**THE EXERCISE:**
Leave out the pictures, then reproduce the rest of the material exactly.

**INPUT RECORDS:**
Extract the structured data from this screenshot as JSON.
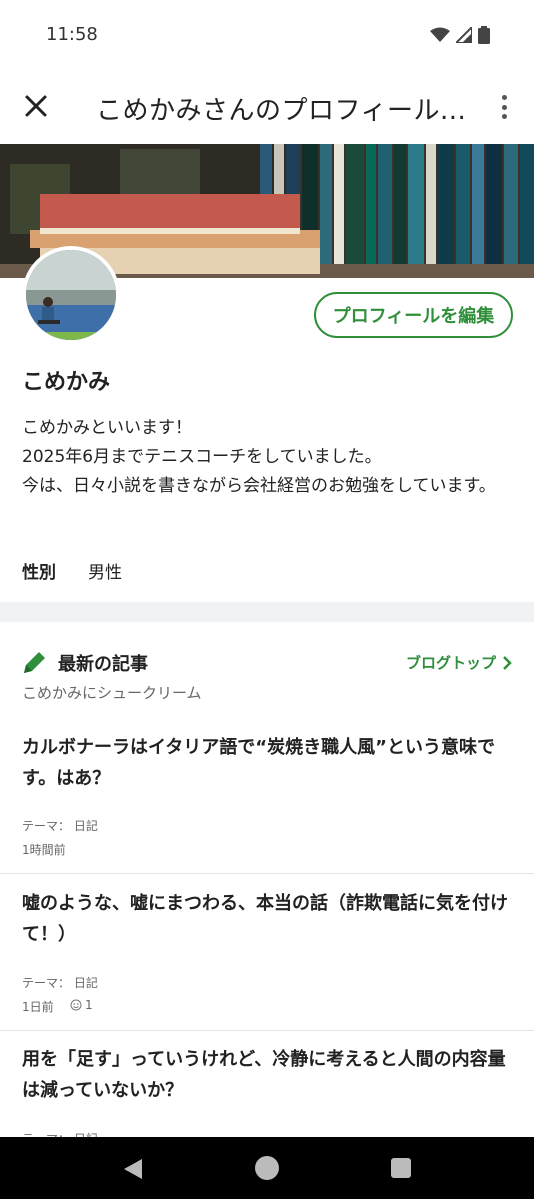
{
  "status": {
    "time": "11:58"
  },
  "header": {
    "title": "こめかみさんのプロフィール..."
  },
  "profile": {
    "edit_label": "プロフィールを編集",
    "name": "こめかみ",
    "bio_lines": [
      "こめかみといいます！",
      "2025年6月までテニスコーチをしていました。",
      "今は、日々小説を書きながら会社経営のお勉強をしています。"
    ],
    "gender_label": "性別",
    "gender_value": "男性"
  },
  "blog": {
    "section_title": "最新の記事",
    "top_link": "ブログトップ",
    "blog_name": "こめかみにシュークリーム",
    "articles": [
      {
        "title": "カルボナーラはイタリア語で“炭焼き職人風”という意味です。はあ？",
        "theme": "テーマ： 日記",
        "time": "1時間前",
        "likes": ""
      },
      {
        "title": "嘘のような、嘘にまつわる、本当の話（詐欺電話に気を付けて！）",
        "theme": "テーマ： 日記",
        "time": "1日前",
        "likes": "1"
      },
      {
        "title": "用を「足す」っていうけれど、冷静に考えると人間の内容量は減っていないか？",
        "theme": "テーマ： 日記",
        "time": "",
        "likes": ""
      }
    ]
  },
  "colors": {
    "accent": "#2f8f3a",
    "divider": "#f1f2f3",
    "nav": "#000000"
  },
  "icons": [
    "wifi-icon",
    "signal-icon",
    "battery-icon",
    "close-icon",
    "more-vert-icon",
    "pencil-icon",
    "chevron-right-icon",
    "smile-icon",
    "back-icon",
    "home-icon",
    "recents-icon"
  ]
}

**RESPONSE BELOW:**
Extract the structured data from this screenshot as JSON.
{
  "status": {
    "time": "11:58"
  },
  "header": {
    "title": "こめかみさんのプロフィール..."
  },
  "profile": {
    "edit_label": "プロフィールを編集",
    "name": "こめかみ",
    "bio_lines": [
      "こめかみといいます！",
      "2025年6月までテニスコーチをしていました。",
      "今は、日々小説を書きながら会社経営のお勉強をしています。"
    ],
    "gender_label": "性別",
    "gender_value": "男性"
  },
  "blog": {
    "section_title": "最新の記事",
    "top_link": "ブログトップ",
    "blog_name": "こめかみにシュークリーム",
    "articles": [
      {
        "title": "カルボナーラはイタリア語で“炭焼き職人風”という意味です。はあ？",
        "theme": "テーマ： 日記",
        "time": "1時間前",
        "likes": ""
      },
      {
        "title": "嘘のような、嘘にまつわる、本当の話（詐欺電話に気を付けて！）",
        "theme": "テーマ： 日記",
        "time": "1日前",
        "likes": "1"
      },
      {
        "title": "用を「足す」っていうけれど、冷静に考えると人間の内容量は減っていないか？",
        "theme": "テーマ： 日記",
        "time": "",
        "likes": ""
      }
    ]
  },
  "colors": {
    "accent": "#2f8f3a",
    "divider": "#f1f2f3",
    "nav": "#000000"
  },
  "icons": [
    "wifi-icon",
    "signal-icon",
    "battery-icon",
    "close-icon",
    "more-vert-icon",
    "pencil-icon",
    "chevron-right-icon",
    "smile-icon",
    "back-icon",
    "home-icon",
    "recents-icon"
  ]
}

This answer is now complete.